| WHAT NEEDS TO BE DONE |
From the entries that follow, extract each line holding the string "Fontinella".

| INFORMATION SHOWN |
>> START
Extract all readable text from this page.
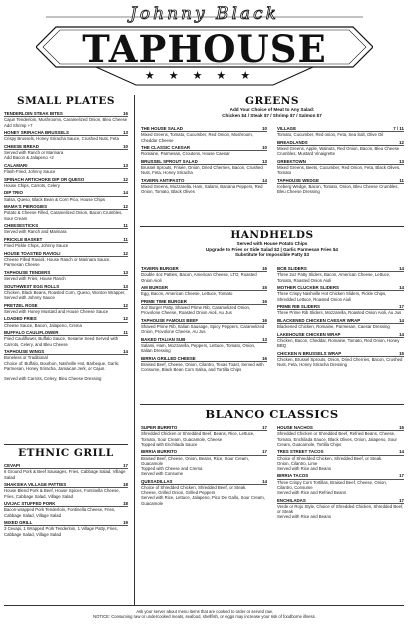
Johnny Black
TAPHOUSE
★★★★★
SMALL PLATES
TENDERLOIN STEAK BITES	16
Cajun Tenderloin, Mushrooms, Caramelized Onion, Bleu Cheese
Add Shrimp +7
HONEY SRIRACHA BRUSSELS	13
Crispy Brussels, Honey Sriracha Sauce, Crushed Nuts, Feta
CHEESE BREAD	10
Served with Ranch or Marinara
Add Bacon & Jalapeno +2
CALAMARI	13
Flash-Fried, Johnny Sauce
SPINACH ARTICHOKE DIP OR QUESO	12
House Chips, Carrots, Celery
DIP TRIO	14
Salsa, Queso, Black Bean & Corn Pico, House Chips
MAMA'S PIEROGIES	12
Potato & Cheese Filled, Caramelized Onion, Bacon Crumbles, Sour Cream
CHEESESTICKS	11
Served with Ranch and Marinara
FRICKLE BASKET	11
Fried Pickle Chips, Johnny Sauce
HOUSE TOASTED RAVIOLI	12
Cheese Filled Ravioli, House Ranch or Marinara Sauce, Parmesan Cheese
TAPHOUSE TENDERS	13
Served with Fries, House Ranch
SOUTHWEST EGG ROLLS	13
Chicken, Black Beans, Roasted Corn, Queso, Wonton Wrapper, Served with Johnny Sauce
PRETZEL ROSE	12
Served with Honey Mustard and House Cheese Sauce
LOADED FRIES	12
Cheese Sauce, Bacon, Jalapeno, Crema
BUFFALO CAULIFLOWER	11
Fried Cauliflower, Buffalo Sauce, Sesame Seed Served with Carrots, Celery, and Bleu Cheese
TAPHOUSE WINGS	14
Boneless or Traditional
Choice of: Buffalo, Bourbon, Nashville Hot, Barbeque, Garlic Parmesan, Honey Sriracha, Jamaican Jerk, or Cajun.

Served with Carrots, Celery, Bleu Cheese Dressing
ETHNIC GRILL
CEVAPI	17
6 Ground Pork & Beef Sausages, Fries, Cabbage Salad, Village Salad
SHAKSIKA VILLAGE PATTIES	18
House Blend Pork & Beef, House Spices, Fontinella Cheese, Fries, Cabbage Salad, Village Salad
UVIJAC STUFFED PORK	18
Bacon-wrapped Pork Tenderloin, Fontinella Cheese, Fries, Cabbage Salad, Village Salad
MIXED GRILL	19
3 Cevapi, 1 Wrapped Pork Tenderloin, 1 Village Patty, Fries, Cabbage Salad, Village Salad
GREENS
Add Your Choice of Meat to Any Salad:
Chicken $4 / Steak $7 / Shrimp $7 / Salmon $7
THE HOUSE SALAD	10
Mixed Greens, Tomato, Cucumber, Red Onion, Mushroom, Cheddar Cheese
THE CLASSIC CAESAR	10
Romaine, Parmesan, Croutons, House Caesar
BRUSSEL SPROUT SALAD	13
Brussel Sprouts, Frisée, Onion, Dried Cherries, Bacon, Crushed Nuts, Feta, Honey Sriracha
TAVERN ANTIPASTO	14
Mixed Greens, Mozzarella, Ham, Salami, Banana Peppers, Red Onion, Tomato, Black Olives
VILLAGE	7 / 11
Tomato, Cucumber, Red onion, Feta, Sea Salt, Olive Oil
BREADLANDS	12
Mixed Greens, Apple, Walnuts, Red Onion, Bacon, Bleu Cheese Crumbles, Mustard Vinaigrette
GREEKTOWN	13
Mixed Greens, Beets, Cucumber, Red Onion, Feta, Black Olives, Tomato
TAPHOUSE WEDGE	11
Iceberg Wedge, Bacon, Tomato, Onion, Bleu Cheese Crumbles, Bleu Cheese Dressing
HANDHELDS
Served with House Potato Chips
Upgrade to Fries or Side Salad $2 | Garlic Parmesan Fries $4
Substitute for Impossible Patty $3
TAVERN BURGER	16
Double 4oz Patties, Bacon, American Cheese, LTO, Roasted Onion Aioli
AM BURGER	15
Egg, Bacon, American Cheese, Lettuce, Tomato
PRIME TIME BURGER	16
4oz Burger Patty, Shaved Prime Rib, Caramelized Onion, Provolone Cheese, Roasted Onion Aioli, Au Jus
TAPHOUSE FAMOUS BEEF	16
Shaved Prime Rib, Italian Sausage, Spicy Peppers, Caramelized Onion, Provolone Cheese, Au Jus
BAKED ITALIAN SUB	13
Salami, Ham, Mozzarella, Peppers, Lettuce, Tomato, Onion, Italian Dressing
BIRRIA GRILLED CHEESE	16
Braised Beef, Cheese, Onion, Cilantro, Texas Toast, Served with Consume, Black Bean Corn Salsa, and Tortilla Chips
BCB SLIDERS	14
Three 2oz Patty Sliders, Bacon, American Cheese, Lettuce, Tomato, Roasted Onion Aioli
MOTHER CLUCKER SLIDERS	14
Three Crispy Nashville Hot Chicken Sliders, Pickle Chips, Shredded Lettuce, Roasted Onion Aioli
PRIME RIB SLIDERS	17
Three Prime Rib Sliders, Mozzarella, Roasted Onion Aioli, Au Jus
BLACKENED CHICKEN CAESAR WRAP	14
Blackened Chicken, Romaine, Parmesan, Caesar Dressing
LAKEHOUSE CHICKEN WRAP	14
Chicken, Bacon, Cheddar, Romaine, Tomato, Red Onion, Honey BBQ
CHICKEN N BRUSSELS WRAP	15
Chicken, Brussel Sprouts, Onion, Dried Cherries, Bacon, Crushed Nuts, Feta, Honey Sriracha Dressing
BLANCO CLASSICS
SUPER BURRITO	17
Shredded Chicken or Shredded Beef, Beans, Rice, Lettuce, Tomato, Sour Cream, Guacamole, Cheese
Topped with Enchilada Sauce
BIRRIA BURRITO	17
Braised Beef, Cheese, Onion, Beans, Rice, Sour Cream, Guacamole
Topped with Cheese and Crema
Served with Consume
QUESADILLAS	14
Choice of Shredded Chicken, Shredded Beef, or Steak.
Cheese, Grilled Onion, Grilled Peppers
Served with Rice, Lettuce, Jalapeno, Pico De Gallo, Sour Cream, Guacamole
HOUSE NACHOS	15
Shredded Chicken or Shredded Beef, Refried Beans, Cheese, Tomato, Enchilada Sauce, Black Olives, Onion, Jalapeno, Sour Cream, Guacamole, Tortilla Chips
TRES STREET TACOS	14
Choice of Shredded Chicken, Shredded Beef, or Steak.
Onion, Cilantro, Lime
Served with Rice and Beans
BIRRIA TACOS	17
Three Crispy Corn Tortillas, Braised Beef, Cheese, Onion, Cilantro, Consume
Served with Rice and Refried Beans
ENCHILADAS	17
Verde or Rojo Style, Choice of Shredded Chicken, Shredded Beef, or Steak
Served with Rice and Beans
Ask your server about menu items that are cooked to order or served raw.
NOTICE: Consuming raw or undercooked meats, seafood, shellfish, or eggs may increase your risk of foodborne illness.
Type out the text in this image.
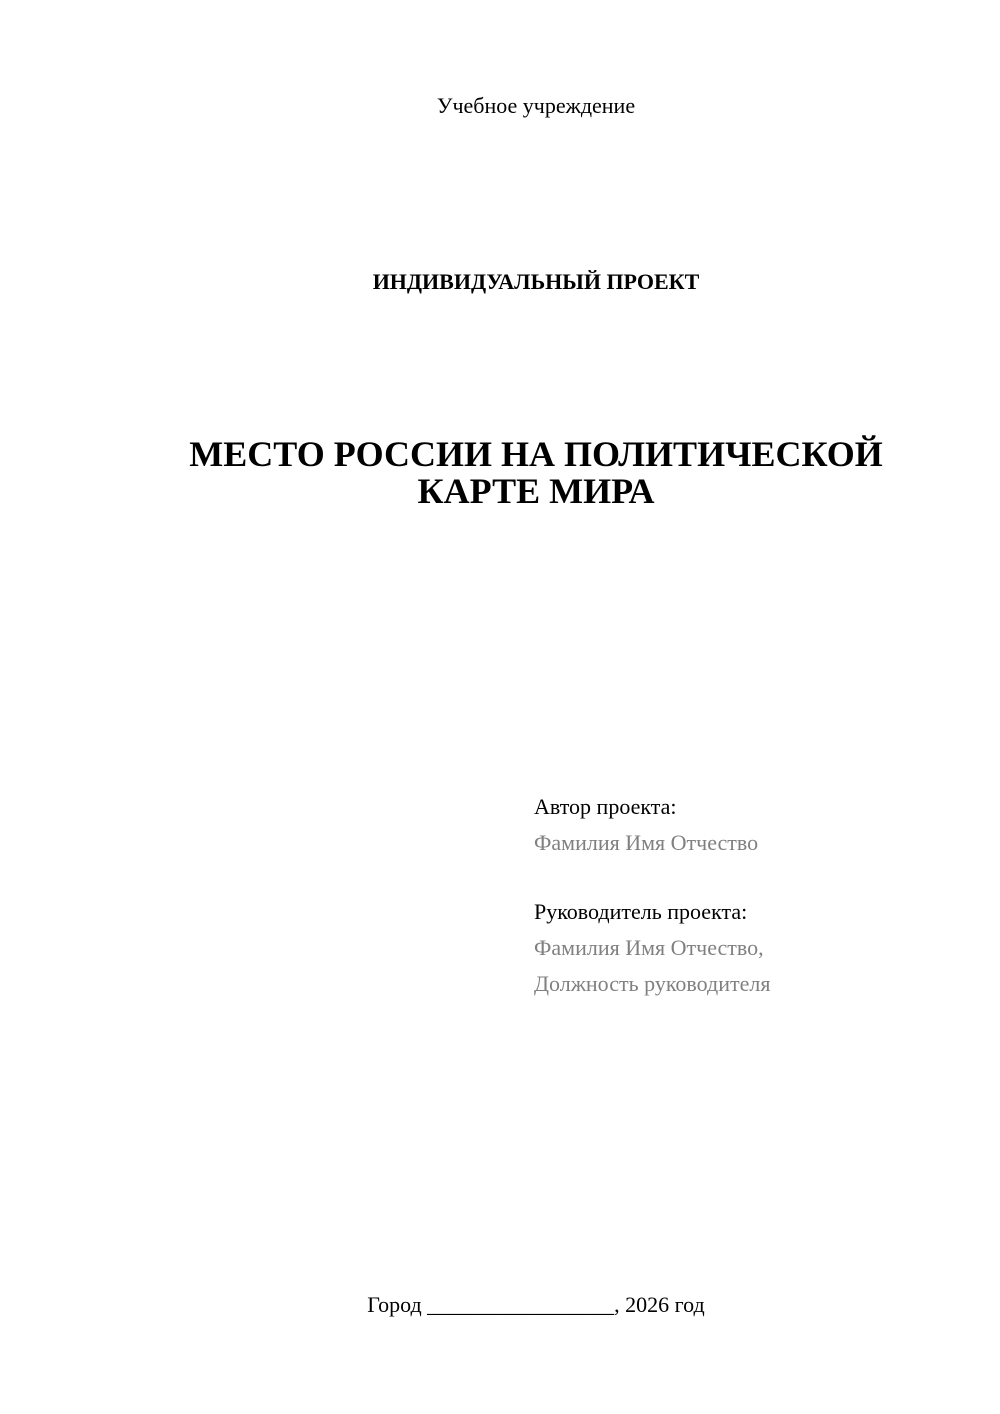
Учебное учреждение
ИНДИВИДУАЛЬНЫЙ ПРОЕКТ
МЕСТО РОССИИ НА ПОЛИТИЧЕСКОЙ
КАРТЕ МИРА
Автор проекта:
Фамилия Имя Отчество
Руководитель проекта:
Фамилия Имя Отчество,
Должность руководителя
Город _________________, 2026 год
>> END
| RESULT FOR THIS TASK |
House Blend Pork & Beef, House Spices, Fontinella Cheese, Fries, Cabbage Salad, Village Salad
Bacon-wrapped Pork Tenderloin, Fontinella Cheese, Fries, Cabbage Salad, Village Salad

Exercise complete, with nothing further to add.